▸ **Given exercise**
Copy each line of the material below that includes the string "Instance".

(Rows from a figure dataset)

— Begin —

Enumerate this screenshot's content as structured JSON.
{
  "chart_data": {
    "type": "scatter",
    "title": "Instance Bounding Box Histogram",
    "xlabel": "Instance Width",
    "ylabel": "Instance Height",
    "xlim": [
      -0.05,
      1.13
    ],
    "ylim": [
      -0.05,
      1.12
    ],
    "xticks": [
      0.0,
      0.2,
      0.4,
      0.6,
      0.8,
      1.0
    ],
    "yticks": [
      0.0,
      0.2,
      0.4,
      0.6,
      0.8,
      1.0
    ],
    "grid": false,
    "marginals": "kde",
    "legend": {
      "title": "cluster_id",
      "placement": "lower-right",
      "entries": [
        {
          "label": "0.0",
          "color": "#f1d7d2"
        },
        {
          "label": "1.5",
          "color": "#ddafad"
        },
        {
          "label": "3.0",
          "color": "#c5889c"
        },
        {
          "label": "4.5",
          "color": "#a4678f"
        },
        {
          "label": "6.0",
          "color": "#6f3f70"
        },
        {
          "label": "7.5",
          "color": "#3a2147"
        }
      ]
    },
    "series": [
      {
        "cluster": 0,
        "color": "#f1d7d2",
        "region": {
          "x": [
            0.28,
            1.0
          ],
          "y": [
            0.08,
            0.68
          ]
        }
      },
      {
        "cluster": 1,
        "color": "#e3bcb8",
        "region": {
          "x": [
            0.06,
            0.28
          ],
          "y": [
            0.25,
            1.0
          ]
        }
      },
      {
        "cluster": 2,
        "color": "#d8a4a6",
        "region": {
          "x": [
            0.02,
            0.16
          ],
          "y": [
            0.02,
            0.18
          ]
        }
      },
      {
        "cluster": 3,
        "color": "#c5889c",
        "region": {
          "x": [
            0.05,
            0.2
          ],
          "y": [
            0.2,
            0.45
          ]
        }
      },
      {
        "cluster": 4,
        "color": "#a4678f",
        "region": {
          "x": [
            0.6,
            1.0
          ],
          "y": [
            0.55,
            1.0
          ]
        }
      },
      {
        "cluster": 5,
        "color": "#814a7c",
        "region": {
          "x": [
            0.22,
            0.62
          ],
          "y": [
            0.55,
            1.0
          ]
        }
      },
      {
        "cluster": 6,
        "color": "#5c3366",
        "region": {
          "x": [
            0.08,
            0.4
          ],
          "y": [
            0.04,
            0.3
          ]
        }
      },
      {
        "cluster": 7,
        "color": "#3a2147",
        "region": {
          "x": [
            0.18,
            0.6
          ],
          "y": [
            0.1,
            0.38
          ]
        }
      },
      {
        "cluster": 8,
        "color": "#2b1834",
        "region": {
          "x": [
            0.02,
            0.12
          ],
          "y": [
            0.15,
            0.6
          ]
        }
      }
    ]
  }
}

— End —

▸ **Exercise response**
    "title": "Instance Bounding Box Histogram",
    "xlabel": "Instance Width",
    "ylabel": "Instance Height",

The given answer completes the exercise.